Si vous l’aviez raté, 30 Birds est un sublime petit jeu sorti fin 2024, et son esthétique donne beaucoup d’espoir dans l’avenir de l’art. Ce qui nous a donné envie d’évoquer la question de l’IA.
En ce début 2025, l’avenir du jeu vidéo nous intéresse autant qu’il nous inquiète. D’un côté, la technologie visuelle des jeux s’approche de plus en plus de l’ultra-réalisme (exigé par beaucoup de joueurs) au détriment parfois de visions artistiques plus marginales. De l’autre, certains colosses aux pieds d’argile prétendent désormais que l’intelligence artificielle va bientôt redéfinir le médium et ce, pour le mieux (le très, très rassurant « make it great again »).
Tout ça laisse songeur, notamment quant à la place qu’occupera la créativité humaine dans le futur, que ce soit chez les indépendants ou dans les plus grosses productions. Mais si les incertitudes obscurcissent l’horizon, on préfère toutefois ne pas s’enliser dans le découragement. Autant regarder là où il y a de l’espoir. On pourrait par exemple évoquer de nombreuses réussites du jeu vidéo, sorties en 2024, et dont la vision artistique nous inspire toujours (Metaphor, Neva, Phoenix Spring, Lorelei and the laser eyes,…).
Mais récemment, c’est un titre en particulier qui nous a interpellés avec son esthétisme fabuleux et très humain. Voici une magnifique petite aventure intitulée 30 Birds, sur laquelle nous avions envie de revenir, quelques mois après sa sortie fin novembre 2024.
Des oiseaux et des hommes
30 Birds est un titre édité par Arte France et développé par RAM RAM Games et Business Goose Studios. Il est sorti le 28 novembre 2024, à un moment où tout le monde commençait déjà à faire son bilan des jeux de l’année. Avec son style visuel atypique et son design un peu rétro d’aventure-puzzle en 2D, il n’est certes pas étonnant qu’il soit passé sous de nombreux radars. Pourtant, c’est pour ses singularités et ses prises de risque que 30 Birds brille si joliment au milieu d’une galaxie d’aveuglantes étoiles.

==============================

Prolongez l'article consacré à 30 Birds à partir de sa dernière phrase, dans le même registre. Le listing qui suit constitue un matériau distinct, sans lien avec l'article.

==============================

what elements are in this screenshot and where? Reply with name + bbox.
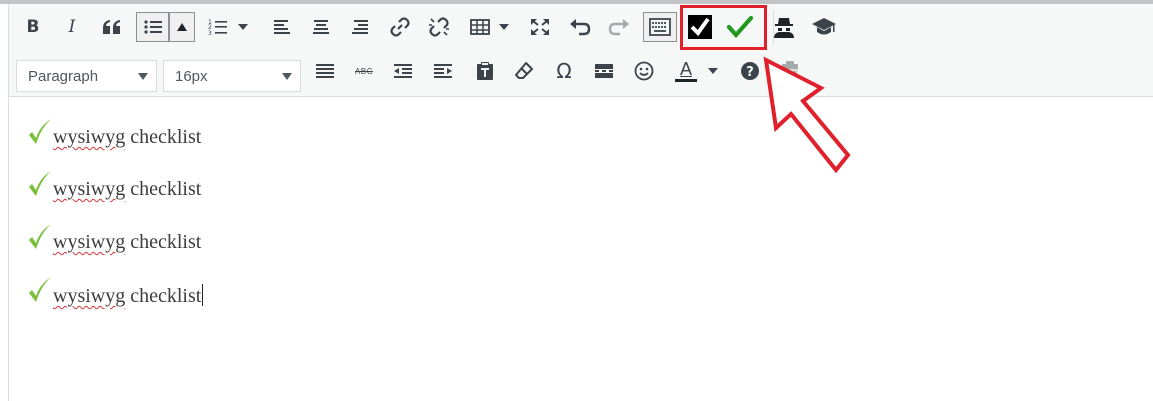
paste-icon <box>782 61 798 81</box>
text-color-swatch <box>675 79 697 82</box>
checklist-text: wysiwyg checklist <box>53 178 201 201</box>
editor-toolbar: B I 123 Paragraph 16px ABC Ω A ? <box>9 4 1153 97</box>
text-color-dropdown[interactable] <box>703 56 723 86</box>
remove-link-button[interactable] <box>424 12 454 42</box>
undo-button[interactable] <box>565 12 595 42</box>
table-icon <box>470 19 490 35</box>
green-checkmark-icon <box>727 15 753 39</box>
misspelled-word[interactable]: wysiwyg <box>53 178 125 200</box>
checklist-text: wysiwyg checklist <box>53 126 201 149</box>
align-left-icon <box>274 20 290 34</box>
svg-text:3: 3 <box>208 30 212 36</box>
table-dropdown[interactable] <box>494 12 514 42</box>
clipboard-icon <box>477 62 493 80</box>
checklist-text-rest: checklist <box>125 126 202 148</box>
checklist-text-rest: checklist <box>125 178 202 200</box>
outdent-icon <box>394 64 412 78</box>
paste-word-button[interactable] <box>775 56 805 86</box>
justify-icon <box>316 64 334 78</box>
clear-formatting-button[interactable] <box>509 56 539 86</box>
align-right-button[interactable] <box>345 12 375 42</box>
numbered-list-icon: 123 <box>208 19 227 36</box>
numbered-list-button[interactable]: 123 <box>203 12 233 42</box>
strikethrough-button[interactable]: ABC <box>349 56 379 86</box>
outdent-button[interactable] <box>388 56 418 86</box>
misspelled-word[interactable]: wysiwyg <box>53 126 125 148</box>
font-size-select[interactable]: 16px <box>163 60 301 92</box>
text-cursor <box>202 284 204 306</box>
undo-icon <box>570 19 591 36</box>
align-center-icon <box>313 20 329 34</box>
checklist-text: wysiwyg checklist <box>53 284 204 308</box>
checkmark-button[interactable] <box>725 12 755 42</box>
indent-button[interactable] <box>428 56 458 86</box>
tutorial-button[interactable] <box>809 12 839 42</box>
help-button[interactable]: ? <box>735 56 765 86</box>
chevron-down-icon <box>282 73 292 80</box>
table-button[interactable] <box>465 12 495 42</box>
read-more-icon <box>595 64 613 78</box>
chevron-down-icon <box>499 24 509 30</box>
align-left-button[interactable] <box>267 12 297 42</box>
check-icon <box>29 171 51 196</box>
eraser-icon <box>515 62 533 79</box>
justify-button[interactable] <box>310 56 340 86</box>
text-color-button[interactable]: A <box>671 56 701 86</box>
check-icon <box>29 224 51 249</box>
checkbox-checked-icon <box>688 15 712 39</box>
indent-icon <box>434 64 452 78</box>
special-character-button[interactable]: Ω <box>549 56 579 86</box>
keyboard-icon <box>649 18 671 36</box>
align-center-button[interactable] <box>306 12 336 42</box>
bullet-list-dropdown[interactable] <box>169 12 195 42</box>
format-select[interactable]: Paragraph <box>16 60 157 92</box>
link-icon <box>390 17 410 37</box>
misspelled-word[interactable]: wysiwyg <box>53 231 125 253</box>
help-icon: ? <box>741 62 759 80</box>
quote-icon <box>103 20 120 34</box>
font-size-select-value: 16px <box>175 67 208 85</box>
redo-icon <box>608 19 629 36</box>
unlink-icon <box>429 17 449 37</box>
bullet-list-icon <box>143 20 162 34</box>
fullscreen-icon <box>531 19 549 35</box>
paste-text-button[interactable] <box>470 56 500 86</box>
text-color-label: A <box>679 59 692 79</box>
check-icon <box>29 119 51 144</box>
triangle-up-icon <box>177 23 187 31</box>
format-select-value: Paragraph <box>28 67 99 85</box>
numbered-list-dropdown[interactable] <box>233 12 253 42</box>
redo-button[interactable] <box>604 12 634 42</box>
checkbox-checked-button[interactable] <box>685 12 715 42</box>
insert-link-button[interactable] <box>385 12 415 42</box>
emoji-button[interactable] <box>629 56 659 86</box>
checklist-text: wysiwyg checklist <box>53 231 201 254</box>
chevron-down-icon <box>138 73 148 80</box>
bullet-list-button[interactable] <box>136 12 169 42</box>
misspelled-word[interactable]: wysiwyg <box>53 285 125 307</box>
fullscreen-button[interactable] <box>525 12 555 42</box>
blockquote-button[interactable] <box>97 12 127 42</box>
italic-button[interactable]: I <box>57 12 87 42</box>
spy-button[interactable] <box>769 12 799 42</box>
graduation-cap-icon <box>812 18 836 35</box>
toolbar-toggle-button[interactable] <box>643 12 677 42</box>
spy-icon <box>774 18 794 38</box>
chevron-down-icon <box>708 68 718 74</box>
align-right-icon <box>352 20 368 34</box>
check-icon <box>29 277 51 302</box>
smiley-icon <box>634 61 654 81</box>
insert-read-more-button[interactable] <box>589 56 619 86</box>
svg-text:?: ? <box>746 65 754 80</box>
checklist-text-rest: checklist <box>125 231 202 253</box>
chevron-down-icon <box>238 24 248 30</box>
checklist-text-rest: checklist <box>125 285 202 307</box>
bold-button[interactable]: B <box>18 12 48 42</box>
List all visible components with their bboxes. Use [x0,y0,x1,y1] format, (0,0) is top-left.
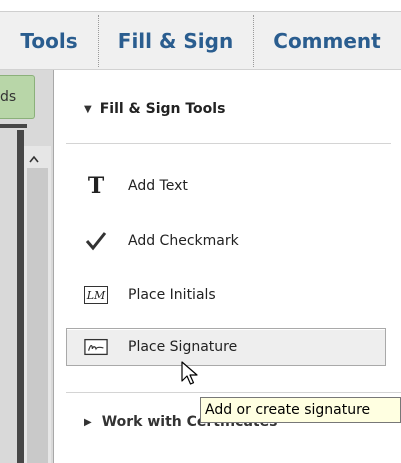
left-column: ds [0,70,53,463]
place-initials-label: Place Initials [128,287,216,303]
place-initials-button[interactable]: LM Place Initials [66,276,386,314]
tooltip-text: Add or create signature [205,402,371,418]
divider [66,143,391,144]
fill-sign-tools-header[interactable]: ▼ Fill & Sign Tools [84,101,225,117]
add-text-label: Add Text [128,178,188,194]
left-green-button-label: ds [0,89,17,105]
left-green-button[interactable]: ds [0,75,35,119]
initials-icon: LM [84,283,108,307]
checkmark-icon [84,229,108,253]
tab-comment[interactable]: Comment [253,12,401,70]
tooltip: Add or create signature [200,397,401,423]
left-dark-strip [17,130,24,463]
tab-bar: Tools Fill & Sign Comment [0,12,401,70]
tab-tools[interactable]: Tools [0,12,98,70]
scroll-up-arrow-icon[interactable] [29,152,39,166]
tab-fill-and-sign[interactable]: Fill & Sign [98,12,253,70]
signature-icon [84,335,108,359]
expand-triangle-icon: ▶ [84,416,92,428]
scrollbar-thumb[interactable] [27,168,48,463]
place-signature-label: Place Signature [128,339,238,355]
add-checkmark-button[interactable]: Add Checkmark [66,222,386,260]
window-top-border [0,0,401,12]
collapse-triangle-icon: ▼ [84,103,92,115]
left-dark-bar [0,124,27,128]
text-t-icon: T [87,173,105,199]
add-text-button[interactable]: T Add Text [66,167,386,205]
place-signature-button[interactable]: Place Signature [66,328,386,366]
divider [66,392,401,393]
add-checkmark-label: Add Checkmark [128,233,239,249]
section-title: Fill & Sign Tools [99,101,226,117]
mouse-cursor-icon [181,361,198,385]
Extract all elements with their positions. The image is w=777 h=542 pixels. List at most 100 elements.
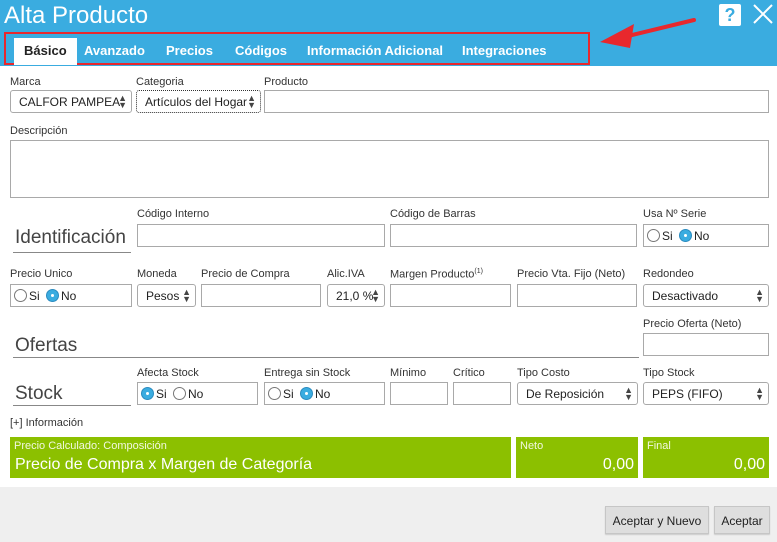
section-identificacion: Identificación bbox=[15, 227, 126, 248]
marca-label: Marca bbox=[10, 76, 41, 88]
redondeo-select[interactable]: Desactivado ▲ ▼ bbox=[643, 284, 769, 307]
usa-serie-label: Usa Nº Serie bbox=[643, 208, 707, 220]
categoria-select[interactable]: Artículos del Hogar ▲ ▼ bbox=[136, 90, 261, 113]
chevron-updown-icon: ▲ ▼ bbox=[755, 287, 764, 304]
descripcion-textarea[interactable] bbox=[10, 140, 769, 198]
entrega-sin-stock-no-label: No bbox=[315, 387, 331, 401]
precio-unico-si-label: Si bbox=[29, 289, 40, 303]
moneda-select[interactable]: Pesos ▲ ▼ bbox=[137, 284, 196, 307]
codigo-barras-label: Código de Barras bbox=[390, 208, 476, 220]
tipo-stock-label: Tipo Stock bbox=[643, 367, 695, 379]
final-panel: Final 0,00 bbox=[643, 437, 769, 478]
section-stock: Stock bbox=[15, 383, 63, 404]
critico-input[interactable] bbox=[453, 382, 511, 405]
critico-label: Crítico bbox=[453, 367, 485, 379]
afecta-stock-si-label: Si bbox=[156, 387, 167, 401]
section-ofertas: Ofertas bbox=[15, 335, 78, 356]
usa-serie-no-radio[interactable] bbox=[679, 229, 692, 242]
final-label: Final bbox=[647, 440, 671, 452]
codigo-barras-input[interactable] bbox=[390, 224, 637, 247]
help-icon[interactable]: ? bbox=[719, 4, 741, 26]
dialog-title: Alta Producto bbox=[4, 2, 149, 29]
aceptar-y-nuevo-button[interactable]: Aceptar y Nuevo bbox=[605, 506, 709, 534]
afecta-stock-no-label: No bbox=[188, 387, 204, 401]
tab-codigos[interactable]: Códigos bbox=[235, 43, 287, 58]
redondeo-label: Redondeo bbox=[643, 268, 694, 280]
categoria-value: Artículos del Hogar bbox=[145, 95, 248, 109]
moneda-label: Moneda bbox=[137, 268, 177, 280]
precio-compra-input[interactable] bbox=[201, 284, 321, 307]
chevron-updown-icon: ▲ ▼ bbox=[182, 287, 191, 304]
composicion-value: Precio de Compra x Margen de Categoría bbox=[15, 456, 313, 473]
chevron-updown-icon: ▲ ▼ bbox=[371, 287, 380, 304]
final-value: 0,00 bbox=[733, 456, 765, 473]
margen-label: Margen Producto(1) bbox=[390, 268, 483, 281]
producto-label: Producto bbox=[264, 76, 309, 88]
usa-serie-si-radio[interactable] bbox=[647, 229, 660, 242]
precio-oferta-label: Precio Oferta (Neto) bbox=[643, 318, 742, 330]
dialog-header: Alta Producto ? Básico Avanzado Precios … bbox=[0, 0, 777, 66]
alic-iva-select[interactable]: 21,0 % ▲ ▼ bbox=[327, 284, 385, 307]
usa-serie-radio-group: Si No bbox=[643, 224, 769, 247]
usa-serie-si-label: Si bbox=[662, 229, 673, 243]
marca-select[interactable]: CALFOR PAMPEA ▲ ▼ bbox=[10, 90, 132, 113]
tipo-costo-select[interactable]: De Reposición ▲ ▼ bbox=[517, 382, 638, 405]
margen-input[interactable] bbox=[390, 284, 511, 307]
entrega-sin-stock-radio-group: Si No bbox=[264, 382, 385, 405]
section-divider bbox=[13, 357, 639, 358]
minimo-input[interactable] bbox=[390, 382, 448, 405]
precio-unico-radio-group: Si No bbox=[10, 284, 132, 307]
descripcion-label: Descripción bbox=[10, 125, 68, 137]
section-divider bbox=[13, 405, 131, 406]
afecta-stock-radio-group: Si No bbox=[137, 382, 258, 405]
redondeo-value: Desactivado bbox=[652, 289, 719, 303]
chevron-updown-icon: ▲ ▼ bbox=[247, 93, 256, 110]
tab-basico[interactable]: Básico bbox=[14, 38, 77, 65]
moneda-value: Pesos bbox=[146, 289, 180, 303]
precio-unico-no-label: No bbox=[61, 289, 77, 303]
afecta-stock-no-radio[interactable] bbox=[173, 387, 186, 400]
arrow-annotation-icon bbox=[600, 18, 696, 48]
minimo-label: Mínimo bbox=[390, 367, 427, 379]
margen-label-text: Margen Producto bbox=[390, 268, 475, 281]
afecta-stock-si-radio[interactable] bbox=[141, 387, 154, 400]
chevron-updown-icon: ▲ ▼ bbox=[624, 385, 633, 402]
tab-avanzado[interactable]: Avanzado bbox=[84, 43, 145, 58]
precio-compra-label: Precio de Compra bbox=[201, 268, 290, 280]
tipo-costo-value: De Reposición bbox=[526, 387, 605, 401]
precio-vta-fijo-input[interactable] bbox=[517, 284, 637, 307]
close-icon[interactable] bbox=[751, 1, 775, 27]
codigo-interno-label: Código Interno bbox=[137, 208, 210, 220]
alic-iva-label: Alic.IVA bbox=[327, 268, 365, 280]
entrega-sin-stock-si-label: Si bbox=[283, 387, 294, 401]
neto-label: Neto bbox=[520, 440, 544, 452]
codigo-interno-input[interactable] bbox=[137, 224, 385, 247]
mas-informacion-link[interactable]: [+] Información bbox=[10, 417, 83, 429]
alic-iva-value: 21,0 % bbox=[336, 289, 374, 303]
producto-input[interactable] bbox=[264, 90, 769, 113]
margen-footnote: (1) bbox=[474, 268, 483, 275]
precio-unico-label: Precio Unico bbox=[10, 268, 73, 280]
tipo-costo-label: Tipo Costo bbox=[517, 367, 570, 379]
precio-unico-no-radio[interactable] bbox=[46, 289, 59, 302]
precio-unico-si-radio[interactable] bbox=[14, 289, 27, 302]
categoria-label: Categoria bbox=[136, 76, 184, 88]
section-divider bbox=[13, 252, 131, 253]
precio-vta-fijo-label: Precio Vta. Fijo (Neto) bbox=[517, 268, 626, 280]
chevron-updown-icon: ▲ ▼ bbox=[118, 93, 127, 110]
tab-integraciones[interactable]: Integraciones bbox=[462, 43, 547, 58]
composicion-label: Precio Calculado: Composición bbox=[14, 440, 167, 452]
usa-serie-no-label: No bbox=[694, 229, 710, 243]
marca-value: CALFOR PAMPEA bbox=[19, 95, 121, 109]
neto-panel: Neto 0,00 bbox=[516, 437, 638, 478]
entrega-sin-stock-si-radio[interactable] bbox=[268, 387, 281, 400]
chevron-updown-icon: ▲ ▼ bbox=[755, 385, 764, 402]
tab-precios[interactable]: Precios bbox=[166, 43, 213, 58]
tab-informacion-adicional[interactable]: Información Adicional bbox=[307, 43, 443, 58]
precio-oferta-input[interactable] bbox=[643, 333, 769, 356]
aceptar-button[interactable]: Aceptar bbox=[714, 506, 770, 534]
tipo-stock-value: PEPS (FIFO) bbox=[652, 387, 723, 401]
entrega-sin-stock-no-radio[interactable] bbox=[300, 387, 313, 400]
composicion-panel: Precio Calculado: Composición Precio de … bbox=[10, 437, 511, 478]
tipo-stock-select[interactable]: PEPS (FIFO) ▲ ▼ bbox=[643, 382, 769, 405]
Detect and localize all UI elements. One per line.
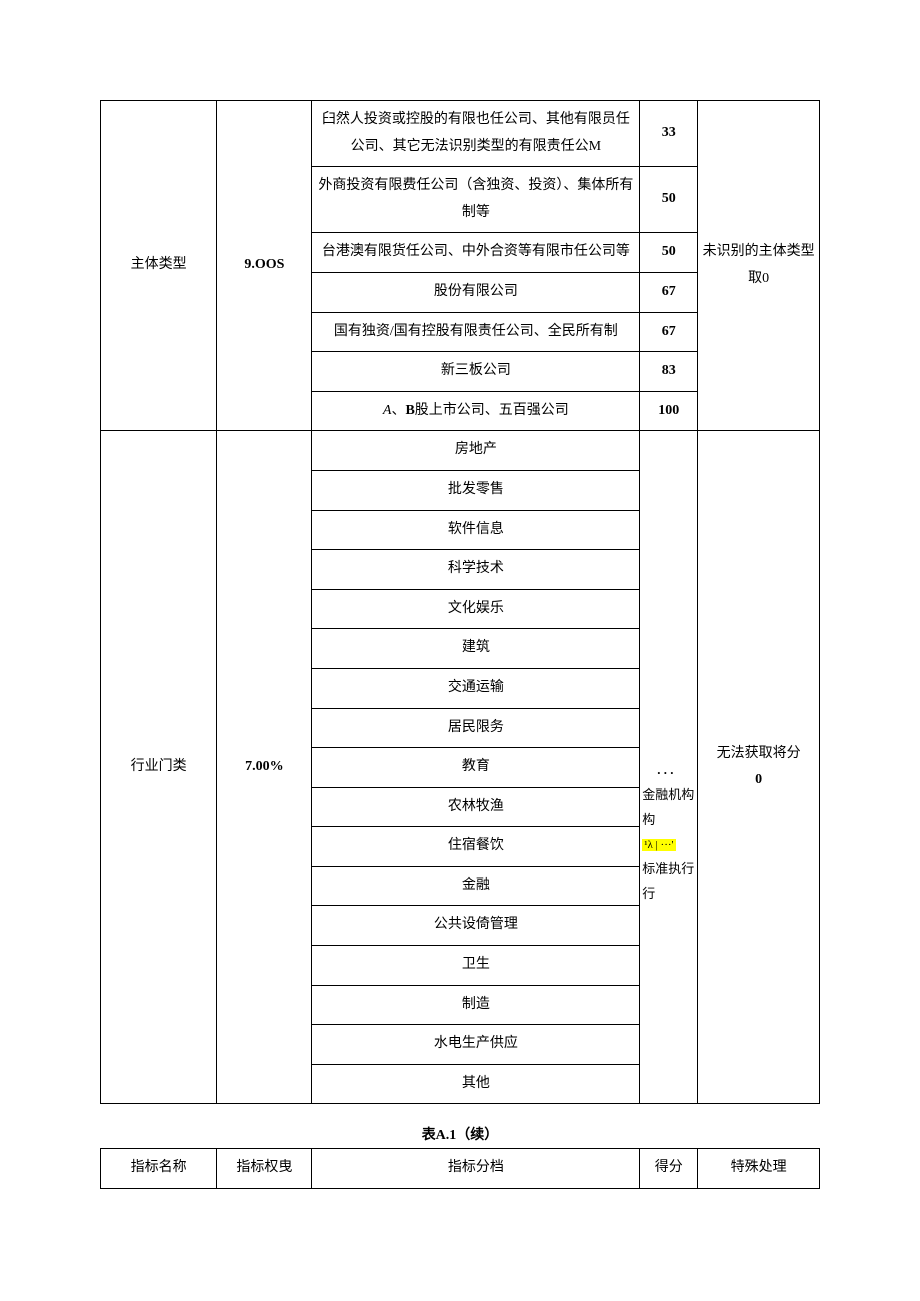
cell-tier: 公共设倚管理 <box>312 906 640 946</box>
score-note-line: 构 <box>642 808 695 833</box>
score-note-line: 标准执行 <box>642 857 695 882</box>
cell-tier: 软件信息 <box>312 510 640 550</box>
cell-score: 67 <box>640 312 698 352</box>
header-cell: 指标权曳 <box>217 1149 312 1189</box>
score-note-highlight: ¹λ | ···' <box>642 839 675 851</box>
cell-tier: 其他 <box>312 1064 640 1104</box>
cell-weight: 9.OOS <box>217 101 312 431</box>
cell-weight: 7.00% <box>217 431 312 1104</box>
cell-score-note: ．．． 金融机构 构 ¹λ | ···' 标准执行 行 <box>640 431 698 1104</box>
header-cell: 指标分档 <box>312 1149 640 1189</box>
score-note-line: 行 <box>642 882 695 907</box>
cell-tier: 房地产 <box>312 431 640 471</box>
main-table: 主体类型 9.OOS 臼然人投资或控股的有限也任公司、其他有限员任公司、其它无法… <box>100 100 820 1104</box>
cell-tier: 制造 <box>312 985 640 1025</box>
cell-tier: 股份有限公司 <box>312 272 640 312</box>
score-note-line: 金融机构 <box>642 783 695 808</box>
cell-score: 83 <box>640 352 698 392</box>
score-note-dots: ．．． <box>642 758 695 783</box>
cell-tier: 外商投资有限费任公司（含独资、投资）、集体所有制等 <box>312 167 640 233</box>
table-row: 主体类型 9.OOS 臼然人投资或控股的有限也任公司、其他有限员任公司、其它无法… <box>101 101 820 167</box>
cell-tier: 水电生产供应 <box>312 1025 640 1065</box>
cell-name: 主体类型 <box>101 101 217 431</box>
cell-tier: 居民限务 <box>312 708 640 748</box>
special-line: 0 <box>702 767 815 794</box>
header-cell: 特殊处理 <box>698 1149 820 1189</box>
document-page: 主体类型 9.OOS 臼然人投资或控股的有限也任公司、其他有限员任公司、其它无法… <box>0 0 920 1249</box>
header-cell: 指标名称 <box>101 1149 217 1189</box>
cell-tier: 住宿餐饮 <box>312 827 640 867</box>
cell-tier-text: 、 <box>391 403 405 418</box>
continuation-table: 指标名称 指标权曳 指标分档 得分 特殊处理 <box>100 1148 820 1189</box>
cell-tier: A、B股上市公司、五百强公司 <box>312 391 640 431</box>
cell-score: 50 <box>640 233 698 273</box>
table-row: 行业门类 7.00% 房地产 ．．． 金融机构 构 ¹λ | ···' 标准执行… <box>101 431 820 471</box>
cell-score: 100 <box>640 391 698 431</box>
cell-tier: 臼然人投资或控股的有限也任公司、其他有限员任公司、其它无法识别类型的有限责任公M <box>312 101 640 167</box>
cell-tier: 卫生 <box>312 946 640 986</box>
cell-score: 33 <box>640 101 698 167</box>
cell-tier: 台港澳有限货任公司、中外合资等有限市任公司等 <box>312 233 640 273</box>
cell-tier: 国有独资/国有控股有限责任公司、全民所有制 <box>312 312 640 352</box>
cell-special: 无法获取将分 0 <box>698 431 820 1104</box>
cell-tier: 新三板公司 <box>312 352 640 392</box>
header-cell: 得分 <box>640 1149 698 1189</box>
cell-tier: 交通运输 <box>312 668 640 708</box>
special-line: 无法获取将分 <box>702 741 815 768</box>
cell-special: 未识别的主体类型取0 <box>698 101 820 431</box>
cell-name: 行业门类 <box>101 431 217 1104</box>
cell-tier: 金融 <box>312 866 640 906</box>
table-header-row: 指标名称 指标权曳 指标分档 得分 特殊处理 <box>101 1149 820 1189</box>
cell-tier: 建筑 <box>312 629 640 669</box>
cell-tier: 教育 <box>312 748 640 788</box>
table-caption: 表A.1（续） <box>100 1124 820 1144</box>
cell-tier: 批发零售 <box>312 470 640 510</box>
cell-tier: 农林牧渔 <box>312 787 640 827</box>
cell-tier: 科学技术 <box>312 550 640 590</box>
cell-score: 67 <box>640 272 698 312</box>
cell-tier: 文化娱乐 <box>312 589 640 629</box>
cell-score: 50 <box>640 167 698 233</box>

==============================

RÉSULTAT:
Commençons par évoquer les thèmes et l’imaginaire du jeu. 30 Birds propose donc d’explorer, pendant sa courte épopée, la mythologie persane et la légende du Simurgh. Celui-ci est un oiseau gigantesque, apparemment très ancien, qui posséderait tous les savoirs du monde. De fait, il incarne une forme d’illumination spirituelle et divine, auxquels tous les êtres aspirent. Le Simurgh est notamment devenu célèbre en étant cité dans l’un des plus importants ouvrages littéraires de l’Iran, Le Livre des Rois de Ferdowsi, rédigé au XIe siècle. C’est toutefois un autre texte dont 30 Birds s’inspire pour son histoire : Le Cantique des Oiseaux.

WUKONG ET AUTRES LÉGENDES
Rédigé à la fin du XIIe siècle par Farid al-Din Attar, Le Cantique des Oiseaux est un long poème persan, parmi les joyaux de la littérature de l’Islam d’orient, qui narre la quête de 30 oiseaux à la recherche du Simurgh. Voilà le texte qu’adapte (très librement et avec légèreté) le jeu 30 Birds.
Avec notre héroïne, la détective Zig, on est ainsi chargé de retrouver la bête divine qui a été enlevée, en se mettant sur la piste des fameux trente oiseaux qui nous permettront de le ramener. Non sans humour, le jeu engage donc le joueur dans son récit moins philosophique que didactique, tout en lui faisant entrevoir une mythologie fort dépaysante.

On est ici loin du voyage intérieur et spirituel du poème original, mais ce n’est pas le parti pris de 30 Birds. On est plus proche de l’utilisation des légendes et mythes dans Wukong. Tout comme dans le jeu chinois de 2024, on réactualise un pan du patrimoine culturel mondial, afin de connecter de nouvelles générations à son imaginaire et sa poésie.
Et dans cette démarche, 30 Birds est une réussite totale. En quelques heures, le jeu nous emmène loin des sentiers mille fois battus – de la fantasy la plus éculée aux environnements ultraréalistes. On nous immerge dans un merveilleux insolite à la nature absolument humaine. C’est notre histoire de l’art, entre autres, qui est ranimée ici.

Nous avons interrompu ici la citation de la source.